- _Task to carry out_:
Look through the records below, and copy out every line that holds the string "гамильтониан".

Saved entries
<<<<
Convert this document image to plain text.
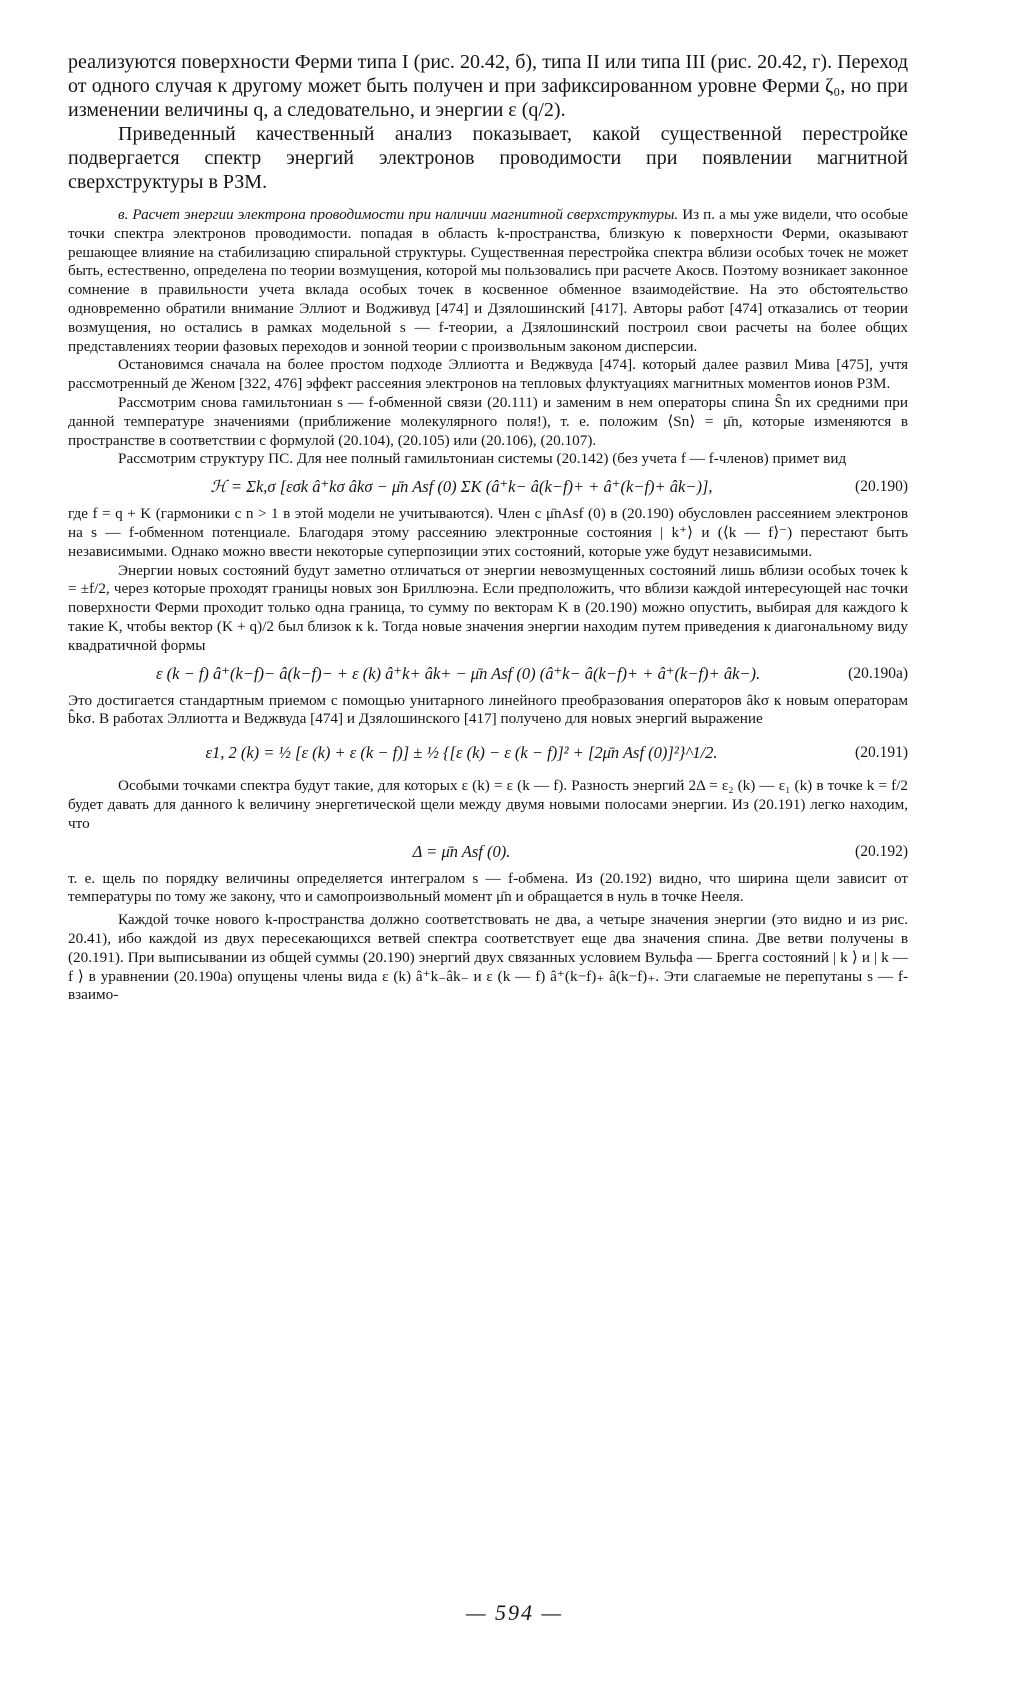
реализуются поверхности Ферми типа I (рис. 20.42, б), типа II или типа III (рис. 20.42, г). Переход от одного случая к другому может быть получен и при зафиксированном уровне Ферми ζ₀, но при изменении величины q, а следовательно, и энергии ε (q/2).

Приведенный качественный анализ показывает, какой существенной перестройке подвергается спектр энергий электронов проводимости при появлении магнитной сверхструктуры в РЗМ.

в. Расчет энергии электрона проводимости при наличии магнитной сверхструктуры. Из п. а мы уже видели, что особые точки спектра электронов проводимости. попадая в область k-пространства, близкую к поверхности Ферми, оказывают решающее влияние на стабилизацию спиральной структуры. Существенная перестройка спектра вблизи особых точек не может быть, естественно, определена по теории возмущения, которой мы пользовались при расчете Aкосв. Поэтому возникает законное сомнение в правильности учета вклада особых точек в косвенное обменное взаимодействие. На это обстоятельство одновременно обратили внимание Эллиот и Водживуд [474] и Дзялошинский [417]. Авторы работ [474] отказались от теории возмущения, но остались в рамках модельной s — f-теории, а Дзялошинский построил свои расчеты на более общих представлениях теории фазовых переходов и зонной теории с произвольным законом дисперсии.

Остановимся сначала на более простом подходе Эллиотта и Веджвуда [474]. который далее развил Мива [475], учтя рассмотренный де Женом [322, 476] эффект рассеяния электронов на тепловых флуктуациях магнитных моментов ионов РЗМ.

Рассмотрим снова гамильтониан s — f-обменной связи (20.111) и заменим в нем операторы спина Ŝn их средними при данной температуре значениями (приближение молекулярного поля!), т. е. положим ⟨Sn⟩ = μ̄n, которые изменяются в пространстве в соответствии с формулой (20.104), (20.105) или (20.106), (20.107).

Рассмотрим структуру ПС. Для нее полный гамильтониан системы (20.142) (без учета f — f-членов) примет вид

ℋ = Σk,σ [εσk â⁺kσ âkσ − μ̄n Asf (0) ΣK (â⁺k− â(k−f)+ + â⁺(k−f)+ âk−)],	(20.190)

где f = q + K (гармоники с n > 1 в этой модели не учитываются). Член с μ̄nAsf (0) в (20.190) обусловлен рассеянием электронов на s — f-обменном потенциале. Благодаря этому рассеянию электронные состояния | k⁺⟩ и (⟨k — f⟩⁻) перестают быть независимыми. Однако можно ввести некоторые суперпозиции этих состояний, которые уже будут независимыми.

Энергии новых состояний будут заметно отличаться от энергии невозмущенных состояний лишь вблизи особых точек k = ±f/2, через которые проходят границы новых зон Бриллюэна. Если предположить, что вблизи каждой интересующей нас точки поверхности Ферми проходит только одна граница, то сумму по векторам K в (20.190) можно опустить, выбирая для каждого k такие K, чтобы вектор (K + q)/2 был близок к k. Тогда новые значения энергии находим путем приведения к диагональному виду квадратичной формы

ε (k − f) â⁺(k−f)− â(k−f)− + ε (k) â⁺k+ âk+ − μ̄n Asf (0) (â⁺k− â(k−f)+ + â⁺(k−f)+ âk−).	(20.190a)

Это достигается стандартным приемом с помощью унитарного линейного преобразования операторов âkσ к новым операторам b̂kσ. В работах Эллиотта и Веджвуда [474] и Дзялошинского [417] получено для новых энергий выражение

ε1, 2 (k) = ½ [ε (k) + ε (k − f)] ± ½ {[ε (k) − ε (k − f)]² + [2μ̄n Asf (0)]²}^1/2.	(20.191)

Особыми точками спектра будут такие, для которых ε (k) = ε (k — f). Разность энергий 2Δ = ε₂ (k) — ε₁ (k) в точке k = f/2 будет давать для данного k величину энергетической щели между двумя новыми полосами энергии. Из (20.191) легко находим, что

Δ = μ̄n Asf (0).	(20.192)

т. е. щель по порядку величины определяется интегралом s — f-обмена. Из (20.192) видно, что ширина щели зависит от температуры по тому же закону, что и самопроизвольный момент μ̄n и обращается в нуль в точке Нееля.

Каждой точке нового k-пространства должно соответствовать не два, а четыре значения энергии (это видно и из рис. 20.41), ибо каждой из двух пересекающихся ветвей спектра соответствует еще два значения спина. Две ветви получены в (20.191). При выписывании из общей суммы (20.190) энергий двух связанных условием Вульфа — Брегга состояний | k ⟩ и | k — f ⟩ в уравнении (20.190а) опущены члены вида ε (k) â⁺k₋âk₋ и ε (k — f) â⁺(k−f)₊ â(k−f)₊. Эти слагаемые не перепутаны s — f-взаимо-

— 594 —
>>>>
- _Answer for this exercise_:
Рассмотрим снова гамильтониан s — f-обменной связи (20.111) и заменим в нем операторы спина Ŝn их средними при данной температуре значениями (приближение молекулярного поля!), т. е. положим ⟨Sn⟩ = μ̄n, которые изменяются в пространстве в соответствии с формулой (20.104), (20.105) или (20.106), (20.107).
Рассмотрим структуру ПС. Для нее полный гамильтониан системы (20.142) (без учета f — f-членов) примет вид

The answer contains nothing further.